**選んだ文章**:
********************

月齢計算は【エクセルで月齢計算】で説明します。
月齢が分かっても朔を求めるのに一番苦労しました。
旧暦の1か月は29日か30日でしかも朔の時間は分かっていません。
そこで直前の二分二至の日の月齢を計算し小数点を四捨五入し、その数字を直前の二分二至の日から引きます。
次にその日の翌日と翌々日の23時59分59秒の月齢を求めます。
表1
表1の朔1の3日間です。
セルA14の2015/12/10が直前の二分二至(セルA12 2015/12/22)から11比マイナスした日付です。
セルA15の2015/12/11がその翌日で、セルA16の2015/12/12が翌々日です。
この3日間で月齢の一番数字の小さい日が朔になります。
朔2は朔1から29日後と30日後の日付の23時59分59秒時の月齢を求めます。
そのどちらか0に近い方が朔になります。
朔3、朔4、朔5も同じやり方です。

********************

**要件 A**: 朔の求め方の文章によると、旧暦の1か月は何日か。
**要件 B**: 朔の求め方の文章を、最後の文のあとから引き継いで書き進めること。
これらの行は、文章とは別の出典から取ったものである。

**与えられた行**:

********************

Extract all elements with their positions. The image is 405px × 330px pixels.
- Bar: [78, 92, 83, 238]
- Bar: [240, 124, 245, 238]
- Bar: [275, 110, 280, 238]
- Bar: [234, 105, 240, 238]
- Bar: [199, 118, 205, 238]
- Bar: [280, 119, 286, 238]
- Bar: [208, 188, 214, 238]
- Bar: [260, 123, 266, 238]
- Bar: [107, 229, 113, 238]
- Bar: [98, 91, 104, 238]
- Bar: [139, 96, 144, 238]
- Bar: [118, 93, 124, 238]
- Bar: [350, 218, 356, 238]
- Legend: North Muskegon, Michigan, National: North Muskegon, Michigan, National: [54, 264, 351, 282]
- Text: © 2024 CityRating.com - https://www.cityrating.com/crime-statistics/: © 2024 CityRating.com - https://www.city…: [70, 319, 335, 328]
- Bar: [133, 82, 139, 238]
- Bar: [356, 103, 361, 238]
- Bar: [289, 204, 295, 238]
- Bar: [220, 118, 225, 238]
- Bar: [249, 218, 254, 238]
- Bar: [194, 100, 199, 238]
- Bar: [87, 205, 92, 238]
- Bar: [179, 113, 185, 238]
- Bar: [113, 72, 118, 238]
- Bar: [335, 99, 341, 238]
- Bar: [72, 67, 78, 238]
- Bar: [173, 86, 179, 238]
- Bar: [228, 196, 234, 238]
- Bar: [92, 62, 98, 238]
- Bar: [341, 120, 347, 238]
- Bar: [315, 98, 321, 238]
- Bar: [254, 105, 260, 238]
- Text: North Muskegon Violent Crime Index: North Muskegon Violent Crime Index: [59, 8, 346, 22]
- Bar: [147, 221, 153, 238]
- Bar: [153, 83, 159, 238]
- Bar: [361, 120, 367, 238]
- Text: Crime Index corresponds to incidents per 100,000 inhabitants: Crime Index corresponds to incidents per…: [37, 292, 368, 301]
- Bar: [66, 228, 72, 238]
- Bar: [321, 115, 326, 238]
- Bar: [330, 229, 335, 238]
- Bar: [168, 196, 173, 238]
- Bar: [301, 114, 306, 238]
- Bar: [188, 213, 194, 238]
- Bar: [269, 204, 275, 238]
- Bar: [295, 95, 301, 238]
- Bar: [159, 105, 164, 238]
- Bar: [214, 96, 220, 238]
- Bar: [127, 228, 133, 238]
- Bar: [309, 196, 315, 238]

********************

**解答欄 A**: 29日か30日である。

**解答欄 B**:
それぞれの朔を持ってきたのが下記表5の緑色の部分です。
表5
朔1(セルF17)数式「=IF(0=””,””,INDEX(A14:A16,MATCH(MIN(INDEX(ABS((0-B14:B16)),)),INDEX(ABS((0-B14:B16)),),0)))」
朔2(セルF19)数式「=IF($B$18>$B$19,$A$19,$A$18)」
直前の朔
旧暦を求める日の直前の朔は、この表5の緑色の中で求める日の前で一番近い日になります。
例えば、求める日を2016年2月3日にしているので、直前の朔は表5の朔2の2016年1月10日になります。
2016年2月3日-2016年1月10+1=25
2016年2月3日の旧暦の日は25日になります。
旧暦の月の求め方
旧暦の月は、朔と朔の間に中気の何が来るかによって決まってきます。
表5は朔1~朔5を持ってきて、その間に中気を持ってきます。
表5の列Ⅰには二分二至が来た時にの月を表示しています。
列Fの朔の上にはその間の月を表示しています。
黄色の閏(セルE10)は朔と朔の間に閏があれば閏を表示するようにしています。
数式「=IF(A4<F19,E18,IF(A4<F21,E20,IF(A4<F23,E22,IF(A4<F25,E24,E26))))」
黄色の月の下(セルF11)は旧暦を求める日がどの朔と朔の間にあるかで、それに当てはまる月を持ってきます。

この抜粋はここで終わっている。